* Objective *
Find all lines in the listing that include the word "colors", then copy them.

* Supplied records *

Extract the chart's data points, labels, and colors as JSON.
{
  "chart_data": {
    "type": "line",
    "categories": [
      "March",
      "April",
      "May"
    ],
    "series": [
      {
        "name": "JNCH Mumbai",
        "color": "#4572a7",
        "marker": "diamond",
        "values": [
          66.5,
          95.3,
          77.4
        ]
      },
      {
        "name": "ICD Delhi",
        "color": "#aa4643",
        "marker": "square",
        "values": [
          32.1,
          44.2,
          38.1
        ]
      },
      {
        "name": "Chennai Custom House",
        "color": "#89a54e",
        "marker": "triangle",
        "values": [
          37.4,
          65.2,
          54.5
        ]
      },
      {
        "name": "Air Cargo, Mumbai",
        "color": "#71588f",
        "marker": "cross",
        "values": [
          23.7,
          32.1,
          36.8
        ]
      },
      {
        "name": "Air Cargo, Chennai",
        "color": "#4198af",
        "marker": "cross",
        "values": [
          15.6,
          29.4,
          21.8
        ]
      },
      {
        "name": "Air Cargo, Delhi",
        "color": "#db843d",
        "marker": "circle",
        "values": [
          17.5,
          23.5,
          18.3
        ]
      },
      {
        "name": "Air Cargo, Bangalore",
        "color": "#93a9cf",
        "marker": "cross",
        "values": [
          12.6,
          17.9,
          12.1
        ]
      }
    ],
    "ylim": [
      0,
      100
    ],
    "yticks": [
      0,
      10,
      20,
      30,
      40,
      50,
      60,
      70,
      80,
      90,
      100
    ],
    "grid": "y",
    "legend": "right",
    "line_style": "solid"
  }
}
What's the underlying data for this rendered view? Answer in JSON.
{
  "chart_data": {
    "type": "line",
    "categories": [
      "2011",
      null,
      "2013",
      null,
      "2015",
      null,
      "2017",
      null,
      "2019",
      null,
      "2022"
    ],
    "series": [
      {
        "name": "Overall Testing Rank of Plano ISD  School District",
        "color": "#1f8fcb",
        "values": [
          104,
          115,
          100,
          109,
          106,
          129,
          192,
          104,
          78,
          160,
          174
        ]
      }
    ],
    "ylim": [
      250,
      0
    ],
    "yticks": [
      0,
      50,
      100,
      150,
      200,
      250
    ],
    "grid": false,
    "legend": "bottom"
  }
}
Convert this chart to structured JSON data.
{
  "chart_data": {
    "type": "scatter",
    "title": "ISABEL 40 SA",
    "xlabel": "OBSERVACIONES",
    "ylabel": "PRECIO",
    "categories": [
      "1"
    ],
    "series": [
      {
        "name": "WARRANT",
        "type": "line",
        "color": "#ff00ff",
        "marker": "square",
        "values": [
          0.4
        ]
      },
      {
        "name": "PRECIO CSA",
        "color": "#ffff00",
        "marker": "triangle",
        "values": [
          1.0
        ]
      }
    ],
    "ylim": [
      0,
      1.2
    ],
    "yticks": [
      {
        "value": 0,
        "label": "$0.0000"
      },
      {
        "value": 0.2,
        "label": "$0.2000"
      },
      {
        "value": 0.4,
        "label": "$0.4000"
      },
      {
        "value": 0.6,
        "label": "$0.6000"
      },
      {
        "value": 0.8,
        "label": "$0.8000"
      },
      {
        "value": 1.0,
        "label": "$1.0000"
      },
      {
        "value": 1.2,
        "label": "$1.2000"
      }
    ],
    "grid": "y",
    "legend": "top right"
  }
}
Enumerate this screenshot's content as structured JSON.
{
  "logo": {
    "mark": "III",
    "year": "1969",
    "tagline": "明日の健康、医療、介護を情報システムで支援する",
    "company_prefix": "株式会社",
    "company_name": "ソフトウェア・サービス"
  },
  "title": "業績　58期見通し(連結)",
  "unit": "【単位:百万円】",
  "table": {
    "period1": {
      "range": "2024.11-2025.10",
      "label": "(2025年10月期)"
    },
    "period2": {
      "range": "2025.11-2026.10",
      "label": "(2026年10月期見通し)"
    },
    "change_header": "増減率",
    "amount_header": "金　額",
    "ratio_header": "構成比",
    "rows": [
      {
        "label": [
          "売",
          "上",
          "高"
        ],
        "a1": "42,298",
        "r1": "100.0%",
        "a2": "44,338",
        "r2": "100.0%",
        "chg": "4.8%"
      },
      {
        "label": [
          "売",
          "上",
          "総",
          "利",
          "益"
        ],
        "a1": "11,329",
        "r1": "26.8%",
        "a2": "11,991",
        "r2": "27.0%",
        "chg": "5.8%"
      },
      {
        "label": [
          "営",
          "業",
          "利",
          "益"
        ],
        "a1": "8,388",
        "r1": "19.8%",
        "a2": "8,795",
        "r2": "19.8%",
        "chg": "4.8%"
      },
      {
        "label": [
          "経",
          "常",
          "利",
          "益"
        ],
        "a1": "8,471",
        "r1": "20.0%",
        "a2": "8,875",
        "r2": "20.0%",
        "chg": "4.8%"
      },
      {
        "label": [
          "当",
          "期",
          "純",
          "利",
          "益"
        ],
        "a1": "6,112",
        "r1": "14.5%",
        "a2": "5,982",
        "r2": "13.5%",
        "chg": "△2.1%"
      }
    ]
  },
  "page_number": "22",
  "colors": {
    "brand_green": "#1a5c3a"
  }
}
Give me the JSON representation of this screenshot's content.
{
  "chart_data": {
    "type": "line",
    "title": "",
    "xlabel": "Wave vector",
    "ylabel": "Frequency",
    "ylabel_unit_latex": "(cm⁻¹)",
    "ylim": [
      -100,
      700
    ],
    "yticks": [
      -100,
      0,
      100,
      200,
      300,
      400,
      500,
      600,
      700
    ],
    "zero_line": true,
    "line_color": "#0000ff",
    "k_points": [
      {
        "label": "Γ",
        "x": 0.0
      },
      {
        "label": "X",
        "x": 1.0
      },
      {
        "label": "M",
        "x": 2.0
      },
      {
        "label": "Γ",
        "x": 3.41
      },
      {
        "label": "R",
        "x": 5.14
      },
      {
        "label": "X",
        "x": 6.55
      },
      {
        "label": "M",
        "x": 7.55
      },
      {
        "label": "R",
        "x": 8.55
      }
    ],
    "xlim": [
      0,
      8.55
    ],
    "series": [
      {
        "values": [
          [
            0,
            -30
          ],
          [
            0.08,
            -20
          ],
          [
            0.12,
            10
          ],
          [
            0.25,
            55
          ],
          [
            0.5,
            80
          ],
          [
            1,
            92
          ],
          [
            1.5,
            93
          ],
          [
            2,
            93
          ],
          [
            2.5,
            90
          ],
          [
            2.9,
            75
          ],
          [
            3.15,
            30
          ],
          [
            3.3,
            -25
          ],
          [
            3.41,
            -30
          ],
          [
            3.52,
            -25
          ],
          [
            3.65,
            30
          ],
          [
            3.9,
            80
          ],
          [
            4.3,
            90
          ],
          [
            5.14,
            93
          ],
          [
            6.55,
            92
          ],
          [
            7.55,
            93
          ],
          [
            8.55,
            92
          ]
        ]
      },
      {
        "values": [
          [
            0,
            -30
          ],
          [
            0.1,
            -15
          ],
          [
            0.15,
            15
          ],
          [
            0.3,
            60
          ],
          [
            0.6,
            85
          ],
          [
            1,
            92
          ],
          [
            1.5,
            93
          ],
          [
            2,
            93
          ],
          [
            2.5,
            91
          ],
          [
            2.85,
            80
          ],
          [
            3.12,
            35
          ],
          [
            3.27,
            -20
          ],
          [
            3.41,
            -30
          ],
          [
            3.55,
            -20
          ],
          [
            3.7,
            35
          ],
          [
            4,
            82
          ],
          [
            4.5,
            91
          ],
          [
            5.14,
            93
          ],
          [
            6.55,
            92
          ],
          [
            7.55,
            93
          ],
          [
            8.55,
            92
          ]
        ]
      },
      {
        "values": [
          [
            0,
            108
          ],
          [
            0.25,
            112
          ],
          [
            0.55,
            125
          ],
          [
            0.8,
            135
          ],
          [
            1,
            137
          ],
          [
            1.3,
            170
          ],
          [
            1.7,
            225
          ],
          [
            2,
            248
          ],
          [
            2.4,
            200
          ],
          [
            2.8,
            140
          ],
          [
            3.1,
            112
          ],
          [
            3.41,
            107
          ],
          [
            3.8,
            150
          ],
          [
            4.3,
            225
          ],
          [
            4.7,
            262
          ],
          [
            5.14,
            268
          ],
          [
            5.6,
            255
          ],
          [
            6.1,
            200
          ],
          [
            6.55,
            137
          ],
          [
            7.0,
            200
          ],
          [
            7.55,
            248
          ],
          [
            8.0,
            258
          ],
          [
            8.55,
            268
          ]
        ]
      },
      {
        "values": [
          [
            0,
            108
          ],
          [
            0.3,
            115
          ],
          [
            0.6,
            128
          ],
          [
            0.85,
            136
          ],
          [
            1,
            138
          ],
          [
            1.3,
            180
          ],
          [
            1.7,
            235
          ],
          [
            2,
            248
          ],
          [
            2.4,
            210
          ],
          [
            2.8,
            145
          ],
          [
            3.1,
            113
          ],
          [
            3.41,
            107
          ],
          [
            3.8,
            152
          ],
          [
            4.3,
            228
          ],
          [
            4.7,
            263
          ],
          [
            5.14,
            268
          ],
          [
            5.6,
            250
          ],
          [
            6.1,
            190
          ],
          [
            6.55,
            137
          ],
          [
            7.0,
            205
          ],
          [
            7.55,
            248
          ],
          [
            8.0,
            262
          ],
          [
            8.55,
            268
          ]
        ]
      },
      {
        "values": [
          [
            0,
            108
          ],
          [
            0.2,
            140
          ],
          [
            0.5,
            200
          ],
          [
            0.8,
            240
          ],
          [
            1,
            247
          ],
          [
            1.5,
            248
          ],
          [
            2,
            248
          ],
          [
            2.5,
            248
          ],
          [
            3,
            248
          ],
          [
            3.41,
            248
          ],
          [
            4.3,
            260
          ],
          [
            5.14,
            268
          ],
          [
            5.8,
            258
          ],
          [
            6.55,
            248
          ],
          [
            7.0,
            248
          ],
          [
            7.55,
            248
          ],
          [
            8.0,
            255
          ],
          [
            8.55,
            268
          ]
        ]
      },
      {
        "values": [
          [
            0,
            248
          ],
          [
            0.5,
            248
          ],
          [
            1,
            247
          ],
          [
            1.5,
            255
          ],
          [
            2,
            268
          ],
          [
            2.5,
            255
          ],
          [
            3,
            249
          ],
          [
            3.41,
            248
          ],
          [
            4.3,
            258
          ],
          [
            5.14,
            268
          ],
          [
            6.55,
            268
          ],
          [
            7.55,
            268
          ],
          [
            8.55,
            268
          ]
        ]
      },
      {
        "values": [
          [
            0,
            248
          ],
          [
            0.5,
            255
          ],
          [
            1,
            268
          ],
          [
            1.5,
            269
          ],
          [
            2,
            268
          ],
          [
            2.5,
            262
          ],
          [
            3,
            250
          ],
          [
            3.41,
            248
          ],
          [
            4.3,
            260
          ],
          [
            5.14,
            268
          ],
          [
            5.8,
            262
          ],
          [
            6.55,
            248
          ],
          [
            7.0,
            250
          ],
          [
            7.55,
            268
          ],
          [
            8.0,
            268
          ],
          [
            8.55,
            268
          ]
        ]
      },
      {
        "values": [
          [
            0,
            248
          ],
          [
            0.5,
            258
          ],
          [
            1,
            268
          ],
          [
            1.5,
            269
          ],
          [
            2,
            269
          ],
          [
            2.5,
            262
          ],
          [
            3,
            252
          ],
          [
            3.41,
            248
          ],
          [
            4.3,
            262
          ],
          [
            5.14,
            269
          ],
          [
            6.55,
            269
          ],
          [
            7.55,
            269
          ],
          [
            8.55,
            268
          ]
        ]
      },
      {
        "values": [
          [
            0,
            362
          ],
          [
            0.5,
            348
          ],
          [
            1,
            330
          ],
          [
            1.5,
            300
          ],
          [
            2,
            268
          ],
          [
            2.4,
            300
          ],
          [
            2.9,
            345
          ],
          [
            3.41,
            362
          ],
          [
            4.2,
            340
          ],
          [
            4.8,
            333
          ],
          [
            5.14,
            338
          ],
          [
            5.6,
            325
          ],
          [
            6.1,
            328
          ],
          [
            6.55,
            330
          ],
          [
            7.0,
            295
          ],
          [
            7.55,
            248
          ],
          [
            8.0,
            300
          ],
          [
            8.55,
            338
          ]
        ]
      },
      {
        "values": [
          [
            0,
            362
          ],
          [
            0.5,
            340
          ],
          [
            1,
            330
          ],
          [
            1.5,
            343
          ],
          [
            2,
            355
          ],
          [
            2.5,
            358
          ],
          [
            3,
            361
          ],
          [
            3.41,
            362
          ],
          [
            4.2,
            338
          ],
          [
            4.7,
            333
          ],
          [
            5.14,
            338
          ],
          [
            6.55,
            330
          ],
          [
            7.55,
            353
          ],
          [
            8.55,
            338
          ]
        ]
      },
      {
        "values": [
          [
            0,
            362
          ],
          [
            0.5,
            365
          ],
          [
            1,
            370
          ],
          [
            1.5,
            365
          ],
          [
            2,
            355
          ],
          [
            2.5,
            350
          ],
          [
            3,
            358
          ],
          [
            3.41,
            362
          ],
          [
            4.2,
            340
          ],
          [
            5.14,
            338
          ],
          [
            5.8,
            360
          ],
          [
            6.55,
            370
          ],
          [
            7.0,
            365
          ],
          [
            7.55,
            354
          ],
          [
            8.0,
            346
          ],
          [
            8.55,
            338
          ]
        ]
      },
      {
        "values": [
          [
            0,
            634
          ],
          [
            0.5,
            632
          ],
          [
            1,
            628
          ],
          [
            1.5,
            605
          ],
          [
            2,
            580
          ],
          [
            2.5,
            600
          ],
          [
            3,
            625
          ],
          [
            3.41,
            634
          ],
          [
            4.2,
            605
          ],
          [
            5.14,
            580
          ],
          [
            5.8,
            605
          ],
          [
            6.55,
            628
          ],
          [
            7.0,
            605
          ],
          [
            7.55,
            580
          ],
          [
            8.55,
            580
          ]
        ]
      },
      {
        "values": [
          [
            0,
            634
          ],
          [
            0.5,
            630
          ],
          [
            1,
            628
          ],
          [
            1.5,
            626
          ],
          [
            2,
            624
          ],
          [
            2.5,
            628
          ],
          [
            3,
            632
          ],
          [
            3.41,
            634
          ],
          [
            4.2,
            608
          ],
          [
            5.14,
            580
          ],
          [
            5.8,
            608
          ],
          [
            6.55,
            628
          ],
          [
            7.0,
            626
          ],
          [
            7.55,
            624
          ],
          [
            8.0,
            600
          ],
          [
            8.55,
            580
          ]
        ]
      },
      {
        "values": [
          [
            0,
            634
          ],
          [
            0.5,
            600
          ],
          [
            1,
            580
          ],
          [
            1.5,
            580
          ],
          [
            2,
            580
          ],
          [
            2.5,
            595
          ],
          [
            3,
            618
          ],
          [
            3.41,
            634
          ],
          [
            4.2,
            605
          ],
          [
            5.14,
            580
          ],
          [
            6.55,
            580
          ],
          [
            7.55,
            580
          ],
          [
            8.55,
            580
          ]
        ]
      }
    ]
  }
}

* Complete response *
Extract the chart's data points, labels, and colors as JSON.
  "colors": {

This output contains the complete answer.